State only the count of lines in the listing below that hold "luận".

## Stored entries
· · · ·

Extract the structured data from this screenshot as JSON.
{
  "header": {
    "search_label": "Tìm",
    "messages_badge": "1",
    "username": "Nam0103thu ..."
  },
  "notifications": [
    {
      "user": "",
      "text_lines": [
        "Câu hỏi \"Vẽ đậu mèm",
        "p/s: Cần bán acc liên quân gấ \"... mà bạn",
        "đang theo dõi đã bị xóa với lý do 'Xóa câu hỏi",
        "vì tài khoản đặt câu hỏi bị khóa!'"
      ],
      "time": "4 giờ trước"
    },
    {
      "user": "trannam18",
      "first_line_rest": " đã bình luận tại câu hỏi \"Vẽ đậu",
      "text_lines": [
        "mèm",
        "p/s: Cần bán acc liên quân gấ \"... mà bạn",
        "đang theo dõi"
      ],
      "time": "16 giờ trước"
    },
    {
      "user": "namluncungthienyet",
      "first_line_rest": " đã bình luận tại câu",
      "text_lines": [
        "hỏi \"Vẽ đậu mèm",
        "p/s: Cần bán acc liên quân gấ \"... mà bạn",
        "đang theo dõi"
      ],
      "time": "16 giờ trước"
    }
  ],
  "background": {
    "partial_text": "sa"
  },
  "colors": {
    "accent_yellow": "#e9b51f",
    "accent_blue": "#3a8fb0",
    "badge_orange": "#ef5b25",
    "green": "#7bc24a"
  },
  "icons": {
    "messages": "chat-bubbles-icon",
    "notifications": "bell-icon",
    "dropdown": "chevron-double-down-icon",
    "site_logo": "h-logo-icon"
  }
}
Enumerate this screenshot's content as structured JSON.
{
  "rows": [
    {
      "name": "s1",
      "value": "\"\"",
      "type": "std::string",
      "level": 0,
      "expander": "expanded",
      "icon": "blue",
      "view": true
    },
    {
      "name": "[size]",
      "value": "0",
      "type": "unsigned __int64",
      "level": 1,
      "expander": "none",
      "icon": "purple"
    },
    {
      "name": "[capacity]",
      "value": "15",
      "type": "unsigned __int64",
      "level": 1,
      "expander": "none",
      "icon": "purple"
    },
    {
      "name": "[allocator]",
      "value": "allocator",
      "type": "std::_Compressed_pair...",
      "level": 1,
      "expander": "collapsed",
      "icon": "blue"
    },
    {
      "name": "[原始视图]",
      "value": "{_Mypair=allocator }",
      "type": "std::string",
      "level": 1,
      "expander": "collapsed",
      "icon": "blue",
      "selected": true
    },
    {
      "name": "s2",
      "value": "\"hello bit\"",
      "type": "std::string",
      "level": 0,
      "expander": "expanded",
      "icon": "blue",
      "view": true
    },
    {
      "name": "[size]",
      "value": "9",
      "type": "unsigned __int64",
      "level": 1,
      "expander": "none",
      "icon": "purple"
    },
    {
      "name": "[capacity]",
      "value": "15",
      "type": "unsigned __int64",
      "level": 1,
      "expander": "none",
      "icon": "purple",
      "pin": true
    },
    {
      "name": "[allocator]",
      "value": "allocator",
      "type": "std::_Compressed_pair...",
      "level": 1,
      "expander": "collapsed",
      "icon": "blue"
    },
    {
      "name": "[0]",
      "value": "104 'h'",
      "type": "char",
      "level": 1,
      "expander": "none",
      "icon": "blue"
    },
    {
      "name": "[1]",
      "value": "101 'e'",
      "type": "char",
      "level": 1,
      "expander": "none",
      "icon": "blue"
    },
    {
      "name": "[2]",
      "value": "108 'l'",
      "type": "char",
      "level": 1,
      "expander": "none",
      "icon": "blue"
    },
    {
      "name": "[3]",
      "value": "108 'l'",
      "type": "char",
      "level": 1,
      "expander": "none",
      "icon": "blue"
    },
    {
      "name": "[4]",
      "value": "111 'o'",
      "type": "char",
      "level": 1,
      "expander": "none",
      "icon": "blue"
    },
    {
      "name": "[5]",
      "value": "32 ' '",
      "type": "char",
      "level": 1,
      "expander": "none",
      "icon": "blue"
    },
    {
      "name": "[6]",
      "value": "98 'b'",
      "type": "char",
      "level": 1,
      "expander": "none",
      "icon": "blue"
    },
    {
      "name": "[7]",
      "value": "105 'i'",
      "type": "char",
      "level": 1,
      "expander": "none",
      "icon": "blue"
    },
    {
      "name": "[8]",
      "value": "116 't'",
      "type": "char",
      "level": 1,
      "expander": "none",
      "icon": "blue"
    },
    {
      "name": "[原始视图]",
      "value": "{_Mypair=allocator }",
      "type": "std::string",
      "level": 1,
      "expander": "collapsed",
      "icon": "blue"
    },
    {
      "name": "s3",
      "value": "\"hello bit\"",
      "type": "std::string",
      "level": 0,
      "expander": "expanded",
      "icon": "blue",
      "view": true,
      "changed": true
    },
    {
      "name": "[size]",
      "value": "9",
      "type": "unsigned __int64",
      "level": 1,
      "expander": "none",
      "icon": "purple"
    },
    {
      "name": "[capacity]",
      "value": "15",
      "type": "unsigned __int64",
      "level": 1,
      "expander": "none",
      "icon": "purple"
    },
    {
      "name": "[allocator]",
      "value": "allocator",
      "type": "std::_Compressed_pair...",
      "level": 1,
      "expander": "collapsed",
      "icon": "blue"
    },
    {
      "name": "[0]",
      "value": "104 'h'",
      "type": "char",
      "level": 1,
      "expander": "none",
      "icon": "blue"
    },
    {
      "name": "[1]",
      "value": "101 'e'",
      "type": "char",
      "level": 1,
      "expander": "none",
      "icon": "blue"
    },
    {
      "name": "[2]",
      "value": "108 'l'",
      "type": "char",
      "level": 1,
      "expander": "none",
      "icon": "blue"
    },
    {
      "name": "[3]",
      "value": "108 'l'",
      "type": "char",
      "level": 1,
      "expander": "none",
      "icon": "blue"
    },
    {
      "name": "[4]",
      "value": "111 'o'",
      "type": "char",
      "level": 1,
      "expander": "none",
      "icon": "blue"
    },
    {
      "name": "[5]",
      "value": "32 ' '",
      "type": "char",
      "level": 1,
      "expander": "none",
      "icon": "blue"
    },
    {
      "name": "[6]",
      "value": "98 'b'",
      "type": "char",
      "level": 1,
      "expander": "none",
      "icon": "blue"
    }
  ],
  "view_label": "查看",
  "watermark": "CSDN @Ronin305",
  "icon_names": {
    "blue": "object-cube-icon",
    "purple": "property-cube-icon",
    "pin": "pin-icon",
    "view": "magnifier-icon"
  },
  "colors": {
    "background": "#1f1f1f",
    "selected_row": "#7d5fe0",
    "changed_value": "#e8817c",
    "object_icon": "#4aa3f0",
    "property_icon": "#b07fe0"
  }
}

· · · ·

## The answer
2